UI Only Export
UI Only Export is like a Full Export without the logic. It
ships the complete rendering engine and every screen layout, draws them once, and then
stops — there is no event loop and no logic/ folder. It's the right choice when you love
the visual design you built in CCraft Studio but want to write your own Lua behavior on
top of it.
In the export window this is the UI Only option: "Just screen drawing functions. Code your own logic."
What's different from Full
It writes the same folder as Full minus the logic/ folder, and startup.lua ends
differently. See the Generated File Reference for the shared layout.
| Full Export | UI Only Export | |
|---|---|---|
components/ · screens/ | ✅ | ✅ |
utils/functions.lua (UI runtime) | ✅ | ✅ |
logic/ | ✅ | ❌ removed |
End of startup.lua | interactive event loop | drawScreens() only |
What "UI Only" means at runtime
Instead of the main event loop, startup.lua ends with a single call:
-- Project Start
drawScreens()

> Assigned task: Continue the UI Only Export documentation from its final line, the drawScreens() call.

> Data section:
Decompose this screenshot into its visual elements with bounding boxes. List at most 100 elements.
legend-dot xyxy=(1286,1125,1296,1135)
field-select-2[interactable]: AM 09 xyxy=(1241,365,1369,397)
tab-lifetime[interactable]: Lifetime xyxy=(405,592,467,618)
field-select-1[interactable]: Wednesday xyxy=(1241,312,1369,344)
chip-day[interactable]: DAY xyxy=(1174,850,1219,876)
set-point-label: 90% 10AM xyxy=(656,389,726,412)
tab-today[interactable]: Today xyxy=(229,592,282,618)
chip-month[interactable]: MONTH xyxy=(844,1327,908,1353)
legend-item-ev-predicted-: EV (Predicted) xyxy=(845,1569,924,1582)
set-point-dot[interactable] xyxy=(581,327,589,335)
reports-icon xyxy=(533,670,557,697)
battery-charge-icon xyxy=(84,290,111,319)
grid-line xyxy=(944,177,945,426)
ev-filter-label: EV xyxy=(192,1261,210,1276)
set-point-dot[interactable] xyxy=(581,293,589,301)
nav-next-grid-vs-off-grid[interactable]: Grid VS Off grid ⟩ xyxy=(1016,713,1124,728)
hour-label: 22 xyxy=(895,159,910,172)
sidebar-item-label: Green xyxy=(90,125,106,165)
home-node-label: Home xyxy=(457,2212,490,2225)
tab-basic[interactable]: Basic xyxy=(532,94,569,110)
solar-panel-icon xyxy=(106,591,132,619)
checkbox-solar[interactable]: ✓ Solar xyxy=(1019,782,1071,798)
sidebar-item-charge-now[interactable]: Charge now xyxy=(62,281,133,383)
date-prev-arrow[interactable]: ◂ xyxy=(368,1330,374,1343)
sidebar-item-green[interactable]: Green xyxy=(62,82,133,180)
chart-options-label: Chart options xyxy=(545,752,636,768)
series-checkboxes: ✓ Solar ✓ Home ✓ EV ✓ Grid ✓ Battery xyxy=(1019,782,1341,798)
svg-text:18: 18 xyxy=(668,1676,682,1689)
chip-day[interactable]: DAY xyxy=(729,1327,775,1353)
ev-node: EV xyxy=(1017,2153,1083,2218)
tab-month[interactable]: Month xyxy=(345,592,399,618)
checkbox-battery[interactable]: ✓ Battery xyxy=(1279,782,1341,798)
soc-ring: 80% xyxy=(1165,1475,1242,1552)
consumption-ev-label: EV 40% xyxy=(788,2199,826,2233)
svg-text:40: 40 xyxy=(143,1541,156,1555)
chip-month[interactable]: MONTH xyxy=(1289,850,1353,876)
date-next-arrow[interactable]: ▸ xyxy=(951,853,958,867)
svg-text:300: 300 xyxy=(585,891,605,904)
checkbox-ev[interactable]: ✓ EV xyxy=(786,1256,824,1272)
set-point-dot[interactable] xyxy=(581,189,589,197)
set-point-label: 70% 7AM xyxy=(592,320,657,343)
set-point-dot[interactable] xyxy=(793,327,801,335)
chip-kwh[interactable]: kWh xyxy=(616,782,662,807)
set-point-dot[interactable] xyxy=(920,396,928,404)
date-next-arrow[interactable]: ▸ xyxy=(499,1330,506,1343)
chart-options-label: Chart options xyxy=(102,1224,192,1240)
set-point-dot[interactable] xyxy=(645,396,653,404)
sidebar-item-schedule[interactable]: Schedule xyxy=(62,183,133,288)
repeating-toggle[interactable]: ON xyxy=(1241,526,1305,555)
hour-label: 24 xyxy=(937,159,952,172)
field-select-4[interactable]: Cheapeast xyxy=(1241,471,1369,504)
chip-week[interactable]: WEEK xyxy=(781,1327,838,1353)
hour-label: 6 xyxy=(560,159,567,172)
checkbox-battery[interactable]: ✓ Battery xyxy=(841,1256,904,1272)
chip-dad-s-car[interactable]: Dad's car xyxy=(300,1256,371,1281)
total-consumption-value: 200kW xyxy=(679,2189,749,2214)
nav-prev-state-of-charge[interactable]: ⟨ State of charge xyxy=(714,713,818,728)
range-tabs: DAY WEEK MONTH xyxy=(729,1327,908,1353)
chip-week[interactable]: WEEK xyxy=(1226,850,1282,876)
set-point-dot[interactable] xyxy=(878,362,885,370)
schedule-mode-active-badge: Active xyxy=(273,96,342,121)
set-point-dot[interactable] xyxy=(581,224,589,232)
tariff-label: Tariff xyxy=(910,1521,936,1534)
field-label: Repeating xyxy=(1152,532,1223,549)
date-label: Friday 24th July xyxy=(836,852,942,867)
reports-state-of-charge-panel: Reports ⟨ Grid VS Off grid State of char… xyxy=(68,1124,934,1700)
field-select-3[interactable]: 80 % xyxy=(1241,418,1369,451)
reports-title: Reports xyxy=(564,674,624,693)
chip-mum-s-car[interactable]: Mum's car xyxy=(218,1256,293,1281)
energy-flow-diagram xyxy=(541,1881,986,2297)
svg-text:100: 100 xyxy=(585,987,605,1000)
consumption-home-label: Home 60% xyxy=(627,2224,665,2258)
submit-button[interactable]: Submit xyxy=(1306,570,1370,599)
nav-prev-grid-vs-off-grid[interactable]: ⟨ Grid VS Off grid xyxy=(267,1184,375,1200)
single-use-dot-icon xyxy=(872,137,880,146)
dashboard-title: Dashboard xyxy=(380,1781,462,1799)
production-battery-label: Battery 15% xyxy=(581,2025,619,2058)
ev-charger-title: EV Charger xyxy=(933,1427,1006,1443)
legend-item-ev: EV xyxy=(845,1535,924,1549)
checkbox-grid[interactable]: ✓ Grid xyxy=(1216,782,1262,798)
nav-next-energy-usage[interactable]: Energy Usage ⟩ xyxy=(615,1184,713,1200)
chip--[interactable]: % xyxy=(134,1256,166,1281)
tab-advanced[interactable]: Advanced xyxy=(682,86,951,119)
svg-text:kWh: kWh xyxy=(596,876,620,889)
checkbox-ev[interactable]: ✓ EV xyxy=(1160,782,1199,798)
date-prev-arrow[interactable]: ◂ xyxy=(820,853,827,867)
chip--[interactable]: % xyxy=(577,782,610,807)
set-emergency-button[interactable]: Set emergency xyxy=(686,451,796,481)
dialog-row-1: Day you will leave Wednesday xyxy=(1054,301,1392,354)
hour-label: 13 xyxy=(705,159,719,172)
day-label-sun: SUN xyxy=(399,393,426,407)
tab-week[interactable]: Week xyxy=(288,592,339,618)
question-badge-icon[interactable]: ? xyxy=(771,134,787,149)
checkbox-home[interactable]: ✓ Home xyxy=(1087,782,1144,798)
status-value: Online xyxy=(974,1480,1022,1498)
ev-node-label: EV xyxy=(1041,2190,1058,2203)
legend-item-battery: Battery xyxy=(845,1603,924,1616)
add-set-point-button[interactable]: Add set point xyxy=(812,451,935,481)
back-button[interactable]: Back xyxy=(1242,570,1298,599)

> Output below:
That renders every working screen to its display once and the program ends. Nothing is interactive yet — there are no click handlers, no timers, and no key handling — because all of that lived in the logic you chose to leave out.
Adding your own logic
Because the full runtime API is present, you can add behavior with plain Lua. For example,
append your own event loop to startup.lua (or a new file you dofile), using the same
helpers the Full export would have used:
-- Look up a screen and one of its elements
local screen = getScreen("terminal") -- the screen on the computer's terminal
local btn = screen:getChild("button1")
-- React to clicks yourself
btn.events["released"] = function()
screen:childSetProp("label1", "text", "Clicked!")
end
-- A minimal hand-written loop
while true do
drawScreens()
local event, p1, p2, p3 = os.pullEvent()
if event == "mouse_click" then
local hit = screen:getTopTouchedElement(p2, p3)
if hit and hit.onClickEvent then hit:onClickEvent(p2, p3) end
end
end
The functions you have available — getScreen, drawScreens, navigate,
screen:getChild, screen:childSetProp, and the component events tables — are all
described in the Runtime API.
💡 Tip: If you find yourself re‑implementing the event loop from scratch, you probably want a Full Export instead and just edit the generated
logic/files.
Running it
- Export with UI Only.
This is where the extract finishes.